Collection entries
-*-

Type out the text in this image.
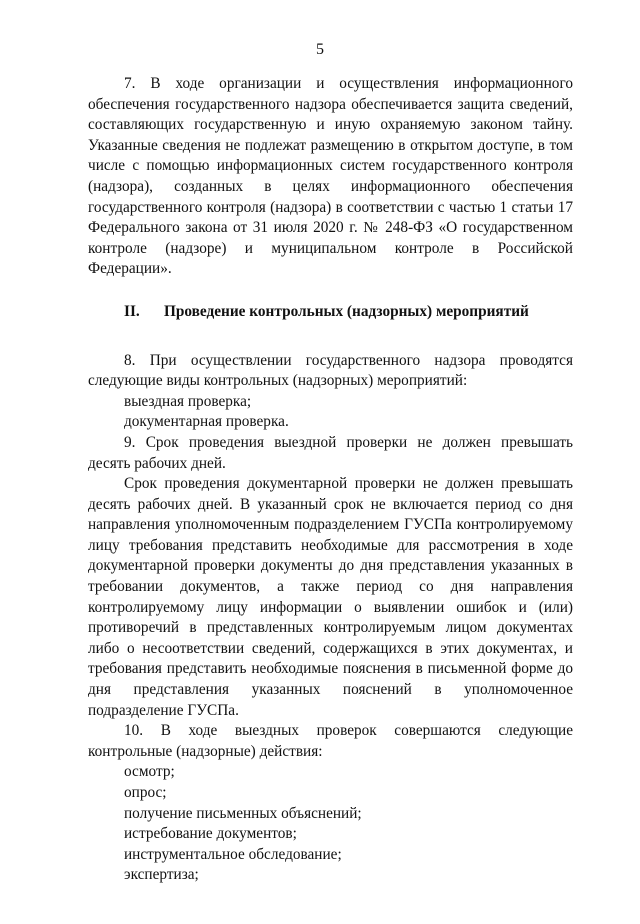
5

7. В ходе организации и осуществления информационного обеспечения государственного надзора обеспечивается защита сведений, составляющих государственную и иную охраняемую законом тайну. Указанные сведения не подлежат размещению в открытом доступе, в том числе с помощью информационных систем государственного контроля (надзора), созданных в целях информационного обеспечения государственного контроля (надзора) в соответствии с частью 1 статьи 17 Федерального закона от 31 июля 2020 г. № 248-ФЗ «О государственном контроле (надзоре) и муниципальном контроле в Российской Федерации».

II. Проведение контрольных (надзорных) мероприятий

8. При осуществлении государственного надзора проводятся следующие виды контрольных (надзорных) мероприятий:

выездная проверка;

документарная проверка.

9. Срок проведения выездной проверки не должен превышать десять рабочих дней.

Срок проведения документарной проверки не должен превышать десять рабочих дней. В указанный срок не включается период со дня направления уполномоченным подразделением ГУСПа контролируемому лицу требования представить необходимые для рассмотрения в ходе документарной проверки документы до дня представления указанных в требовании документов, а также период со дня направления контролируемому лицу информации о выявлении ошибок и (или) противоречий в представленных контролируемым лицом документах либо о несоответствии сведений, содержащихся в этих документах, и требования представить необходимые пояснения в письменной форме до дня представления указанных пояснений в уполномоченное подразделение ГУСПа.

10. В ходе выездных проверок совершаются следующие контрольные (надзорные) действия:

осмотр;

опрос;

получение письменных объяснений;

истребование документов;

инструментальное обследование;

экспертиза;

-*-

## OBJECTIVE
Pictures stay out of the copy; please restate every record above exactly.

## CORRECT RESULT
Type out the text in this image.
5

7. В ходе организации и осуществления информационного обеспечения государственного надзора обеспечивается защита сведений, составляющих государственную и иную охраняемую законом тайну. Указанные сведения не подлежат размещению в открытом доступе, в том числе с помощью информационных систем государственного контроля (надзора), созданных в целях информационного обеспечения государственного контроля (надзора) в соответствии с частью 1 статьи 17 Федерального закона от 31 июля 2020 г. № 248-ФЗ «О государственном контроле (надзоре) и муниципальном контроле в Российской Федерации».

II. Проведение контрольных (надзорных) мероприятий

8. При осуществлении государственного надзора проводятся следующие виды контрольных (надзорных) мероприятий:

выездная проверка;

документарная проверка.

9. Срок проведения выездной проверки не должен превышать десять рабочих дней.

Срок проведения документарной проверки не должен превышать десять рабочих дней. В указанный срок не включается период со дня направления уполномоченным подразделением ГУСПа контролируемому лицу требования представить необходимые для рассмотрения в ходе документарной проверки документы до дня представления указанных в требовании документов, а также период со дня направления контролируемому лицу информации о выявлении ошибок и (или) противоречий в представленных контролируемым лицом документах либо о несоответствии сведений, содержащихся в этих документах, и требования представить необходимые пояснения в письменной форме до дня представления указанных пояснений в уполномоченное подразделение ГУСПа.

10. В ходе выездных проверок совершаются следующие контрольные (надзорные) действия:

осмотр;

опрос;

получение письменных объяснений;

истребование документов;

инструментальное обследование;

экспертиза;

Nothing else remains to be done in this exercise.